Work instructions → Tally the lines that include "Станиславского". Output the number only.

Supplied information →
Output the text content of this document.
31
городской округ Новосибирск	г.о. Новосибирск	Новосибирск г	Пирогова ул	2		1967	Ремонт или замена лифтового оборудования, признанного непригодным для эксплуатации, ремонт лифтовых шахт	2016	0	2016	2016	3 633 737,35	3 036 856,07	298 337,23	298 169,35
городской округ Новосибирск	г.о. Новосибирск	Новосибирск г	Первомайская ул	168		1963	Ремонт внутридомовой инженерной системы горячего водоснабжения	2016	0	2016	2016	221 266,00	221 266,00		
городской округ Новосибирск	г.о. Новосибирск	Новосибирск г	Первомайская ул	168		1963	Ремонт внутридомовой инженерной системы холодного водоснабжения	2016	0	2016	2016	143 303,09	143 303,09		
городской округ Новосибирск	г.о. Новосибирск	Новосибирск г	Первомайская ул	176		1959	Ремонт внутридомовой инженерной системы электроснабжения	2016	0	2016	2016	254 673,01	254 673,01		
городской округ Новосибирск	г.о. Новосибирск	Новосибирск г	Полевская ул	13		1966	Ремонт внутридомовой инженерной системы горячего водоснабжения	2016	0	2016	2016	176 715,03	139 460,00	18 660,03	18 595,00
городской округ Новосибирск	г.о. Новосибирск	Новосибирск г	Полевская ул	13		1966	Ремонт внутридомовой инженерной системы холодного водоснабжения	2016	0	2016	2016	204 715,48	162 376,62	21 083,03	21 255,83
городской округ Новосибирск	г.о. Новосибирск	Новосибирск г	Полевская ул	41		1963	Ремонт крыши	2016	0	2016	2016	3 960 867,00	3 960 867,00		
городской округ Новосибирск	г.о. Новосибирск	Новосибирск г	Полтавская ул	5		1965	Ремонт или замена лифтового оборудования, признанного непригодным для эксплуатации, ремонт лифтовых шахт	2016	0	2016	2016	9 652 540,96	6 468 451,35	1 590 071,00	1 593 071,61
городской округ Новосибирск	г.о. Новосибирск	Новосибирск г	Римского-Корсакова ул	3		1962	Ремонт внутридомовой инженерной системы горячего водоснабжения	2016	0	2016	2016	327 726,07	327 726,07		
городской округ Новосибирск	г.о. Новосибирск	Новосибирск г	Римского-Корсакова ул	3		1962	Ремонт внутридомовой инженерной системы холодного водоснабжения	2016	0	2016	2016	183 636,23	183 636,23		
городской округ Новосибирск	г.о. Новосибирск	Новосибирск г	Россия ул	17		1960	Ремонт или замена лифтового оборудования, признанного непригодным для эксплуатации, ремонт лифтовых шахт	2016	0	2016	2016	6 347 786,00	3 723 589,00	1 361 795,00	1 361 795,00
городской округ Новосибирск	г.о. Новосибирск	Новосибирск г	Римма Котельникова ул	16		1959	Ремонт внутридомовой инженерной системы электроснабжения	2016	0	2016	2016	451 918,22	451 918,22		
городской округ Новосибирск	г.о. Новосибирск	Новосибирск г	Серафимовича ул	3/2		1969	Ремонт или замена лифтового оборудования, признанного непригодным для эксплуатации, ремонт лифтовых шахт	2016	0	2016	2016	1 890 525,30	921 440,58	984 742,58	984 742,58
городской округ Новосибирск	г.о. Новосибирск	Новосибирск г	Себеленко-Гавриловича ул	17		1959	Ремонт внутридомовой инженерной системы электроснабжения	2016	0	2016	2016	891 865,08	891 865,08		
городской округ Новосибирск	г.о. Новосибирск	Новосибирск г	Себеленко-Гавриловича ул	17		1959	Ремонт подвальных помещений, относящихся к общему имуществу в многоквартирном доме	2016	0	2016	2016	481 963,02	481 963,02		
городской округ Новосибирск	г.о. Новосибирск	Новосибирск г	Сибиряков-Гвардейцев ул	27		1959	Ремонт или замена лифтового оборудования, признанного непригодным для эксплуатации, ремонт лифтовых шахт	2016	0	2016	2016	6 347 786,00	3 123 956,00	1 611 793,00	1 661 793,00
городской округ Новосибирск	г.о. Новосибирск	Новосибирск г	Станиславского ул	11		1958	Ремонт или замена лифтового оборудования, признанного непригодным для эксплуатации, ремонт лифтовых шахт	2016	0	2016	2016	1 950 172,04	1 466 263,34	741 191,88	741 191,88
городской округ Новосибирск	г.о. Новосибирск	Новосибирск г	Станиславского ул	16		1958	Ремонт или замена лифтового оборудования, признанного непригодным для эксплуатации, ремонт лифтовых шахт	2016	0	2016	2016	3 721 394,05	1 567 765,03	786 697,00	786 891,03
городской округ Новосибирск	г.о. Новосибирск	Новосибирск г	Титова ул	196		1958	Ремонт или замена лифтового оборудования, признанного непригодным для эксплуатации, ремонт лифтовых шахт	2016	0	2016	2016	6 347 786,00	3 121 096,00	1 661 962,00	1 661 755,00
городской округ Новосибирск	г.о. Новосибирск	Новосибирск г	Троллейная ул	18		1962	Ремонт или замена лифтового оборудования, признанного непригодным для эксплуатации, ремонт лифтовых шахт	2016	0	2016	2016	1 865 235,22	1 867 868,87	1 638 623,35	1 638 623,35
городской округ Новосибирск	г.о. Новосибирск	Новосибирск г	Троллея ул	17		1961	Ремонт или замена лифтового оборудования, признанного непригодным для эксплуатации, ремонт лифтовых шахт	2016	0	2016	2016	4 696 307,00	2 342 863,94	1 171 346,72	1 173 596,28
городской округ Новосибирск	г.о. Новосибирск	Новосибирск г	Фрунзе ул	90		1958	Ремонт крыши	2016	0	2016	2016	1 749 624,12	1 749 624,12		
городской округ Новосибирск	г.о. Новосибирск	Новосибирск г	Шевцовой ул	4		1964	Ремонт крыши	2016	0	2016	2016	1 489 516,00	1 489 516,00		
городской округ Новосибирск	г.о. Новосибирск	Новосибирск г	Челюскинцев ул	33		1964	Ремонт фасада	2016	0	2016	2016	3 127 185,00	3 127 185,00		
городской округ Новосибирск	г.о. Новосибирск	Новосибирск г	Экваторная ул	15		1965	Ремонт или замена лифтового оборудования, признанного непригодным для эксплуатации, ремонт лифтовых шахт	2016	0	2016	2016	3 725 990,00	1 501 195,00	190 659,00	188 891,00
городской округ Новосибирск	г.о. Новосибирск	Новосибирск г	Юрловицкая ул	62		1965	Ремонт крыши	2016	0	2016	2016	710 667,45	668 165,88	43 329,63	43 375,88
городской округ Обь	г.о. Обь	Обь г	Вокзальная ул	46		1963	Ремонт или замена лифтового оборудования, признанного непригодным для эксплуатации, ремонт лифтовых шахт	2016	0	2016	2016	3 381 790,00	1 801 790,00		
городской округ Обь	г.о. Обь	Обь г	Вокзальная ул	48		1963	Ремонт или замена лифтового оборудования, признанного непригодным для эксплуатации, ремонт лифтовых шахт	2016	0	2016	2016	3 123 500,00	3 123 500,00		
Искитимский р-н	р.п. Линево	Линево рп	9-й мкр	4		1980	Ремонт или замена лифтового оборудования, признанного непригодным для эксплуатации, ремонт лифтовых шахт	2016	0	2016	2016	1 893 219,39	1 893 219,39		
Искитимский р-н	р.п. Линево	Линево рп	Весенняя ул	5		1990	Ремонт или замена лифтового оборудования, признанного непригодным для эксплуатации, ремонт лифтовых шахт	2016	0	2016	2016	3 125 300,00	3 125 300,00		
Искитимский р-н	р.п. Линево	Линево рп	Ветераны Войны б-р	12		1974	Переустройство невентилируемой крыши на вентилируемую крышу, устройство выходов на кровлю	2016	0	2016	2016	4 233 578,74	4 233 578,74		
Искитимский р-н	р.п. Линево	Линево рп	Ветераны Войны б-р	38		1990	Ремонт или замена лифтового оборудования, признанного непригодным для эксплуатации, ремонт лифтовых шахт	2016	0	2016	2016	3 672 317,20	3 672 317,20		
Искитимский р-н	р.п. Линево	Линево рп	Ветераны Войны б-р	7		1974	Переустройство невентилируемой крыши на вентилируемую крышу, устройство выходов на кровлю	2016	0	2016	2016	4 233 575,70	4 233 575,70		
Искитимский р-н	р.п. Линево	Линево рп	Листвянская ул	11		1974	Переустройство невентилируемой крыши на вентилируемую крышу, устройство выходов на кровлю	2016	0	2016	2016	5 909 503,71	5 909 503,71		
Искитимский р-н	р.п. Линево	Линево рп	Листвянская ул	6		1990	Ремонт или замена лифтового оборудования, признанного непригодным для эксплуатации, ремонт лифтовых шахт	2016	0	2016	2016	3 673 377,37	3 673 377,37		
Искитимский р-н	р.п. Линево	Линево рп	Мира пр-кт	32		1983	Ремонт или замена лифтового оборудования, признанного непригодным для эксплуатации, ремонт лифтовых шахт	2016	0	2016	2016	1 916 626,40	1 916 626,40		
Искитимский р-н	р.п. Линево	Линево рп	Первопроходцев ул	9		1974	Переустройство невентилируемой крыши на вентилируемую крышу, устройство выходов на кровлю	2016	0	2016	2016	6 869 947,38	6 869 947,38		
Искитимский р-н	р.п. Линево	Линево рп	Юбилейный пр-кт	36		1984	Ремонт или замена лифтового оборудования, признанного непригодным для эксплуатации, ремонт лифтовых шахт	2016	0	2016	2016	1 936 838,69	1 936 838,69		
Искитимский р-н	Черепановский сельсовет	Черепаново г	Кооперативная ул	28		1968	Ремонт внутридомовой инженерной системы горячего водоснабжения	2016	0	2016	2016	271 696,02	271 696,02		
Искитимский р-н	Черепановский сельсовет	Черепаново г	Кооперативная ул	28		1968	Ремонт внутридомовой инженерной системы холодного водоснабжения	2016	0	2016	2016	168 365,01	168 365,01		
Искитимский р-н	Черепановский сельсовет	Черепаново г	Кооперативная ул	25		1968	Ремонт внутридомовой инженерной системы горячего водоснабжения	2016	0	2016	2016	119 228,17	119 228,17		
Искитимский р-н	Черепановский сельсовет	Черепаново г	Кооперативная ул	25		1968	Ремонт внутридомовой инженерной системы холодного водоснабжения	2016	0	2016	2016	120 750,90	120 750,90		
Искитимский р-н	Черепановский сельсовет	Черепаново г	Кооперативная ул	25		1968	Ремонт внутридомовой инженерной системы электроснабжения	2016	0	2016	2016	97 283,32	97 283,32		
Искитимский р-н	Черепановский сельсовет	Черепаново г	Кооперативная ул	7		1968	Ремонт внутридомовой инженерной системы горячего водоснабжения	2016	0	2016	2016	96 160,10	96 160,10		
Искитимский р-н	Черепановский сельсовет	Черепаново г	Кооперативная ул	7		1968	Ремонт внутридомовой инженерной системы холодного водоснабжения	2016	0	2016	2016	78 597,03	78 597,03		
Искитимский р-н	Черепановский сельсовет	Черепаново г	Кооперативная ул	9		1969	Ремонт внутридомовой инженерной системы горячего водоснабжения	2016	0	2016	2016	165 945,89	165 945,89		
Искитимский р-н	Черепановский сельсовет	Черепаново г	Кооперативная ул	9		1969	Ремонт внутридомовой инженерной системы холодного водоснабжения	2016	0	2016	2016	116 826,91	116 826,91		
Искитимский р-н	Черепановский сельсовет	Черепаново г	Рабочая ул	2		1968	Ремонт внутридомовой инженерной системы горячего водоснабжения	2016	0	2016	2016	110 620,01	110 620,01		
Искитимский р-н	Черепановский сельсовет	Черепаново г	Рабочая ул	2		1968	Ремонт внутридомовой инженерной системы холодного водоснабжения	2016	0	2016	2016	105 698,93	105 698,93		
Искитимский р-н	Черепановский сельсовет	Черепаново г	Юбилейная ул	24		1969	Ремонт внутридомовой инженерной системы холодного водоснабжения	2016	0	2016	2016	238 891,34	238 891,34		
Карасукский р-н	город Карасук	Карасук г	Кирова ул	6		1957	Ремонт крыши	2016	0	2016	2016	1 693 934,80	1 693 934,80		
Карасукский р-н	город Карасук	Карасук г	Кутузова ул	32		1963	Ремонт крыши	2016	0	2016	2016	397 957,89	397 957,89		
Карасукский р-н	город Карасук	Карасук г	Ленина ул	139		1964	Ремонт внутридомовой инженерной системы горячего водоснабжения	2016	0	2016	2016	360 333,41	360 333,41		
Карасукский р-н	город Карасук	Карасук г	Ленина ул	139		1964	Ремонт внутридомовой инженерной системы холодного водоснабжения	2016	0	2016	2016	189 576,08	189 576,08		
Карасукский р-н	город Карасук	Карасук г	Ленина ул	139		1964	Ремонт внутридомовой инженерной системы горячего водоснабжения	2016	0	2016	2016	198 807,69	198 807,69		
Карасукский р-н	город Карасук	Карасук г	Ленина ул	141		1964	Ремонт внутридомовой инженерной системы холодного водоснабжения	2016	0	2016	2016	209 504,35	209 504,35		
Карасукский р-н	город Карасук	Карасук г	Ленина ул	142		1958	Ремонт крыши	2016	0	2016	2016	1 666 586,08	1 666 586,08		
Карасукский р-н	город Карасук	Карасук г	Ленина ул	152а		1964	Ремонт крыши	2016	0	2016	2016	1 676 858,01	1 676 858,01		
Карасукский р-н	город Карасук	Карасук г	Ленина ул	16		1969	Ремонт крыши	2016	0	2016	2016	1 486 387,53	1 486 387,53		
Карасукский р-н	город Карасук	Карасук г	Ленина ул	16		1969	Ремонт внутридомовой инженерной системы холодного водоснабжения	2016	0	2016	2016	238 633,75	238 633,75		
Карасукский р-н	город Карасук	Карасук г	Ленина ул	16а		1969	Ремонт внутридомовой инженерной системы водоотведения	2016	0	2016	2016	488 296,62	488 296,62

Exercise response → 2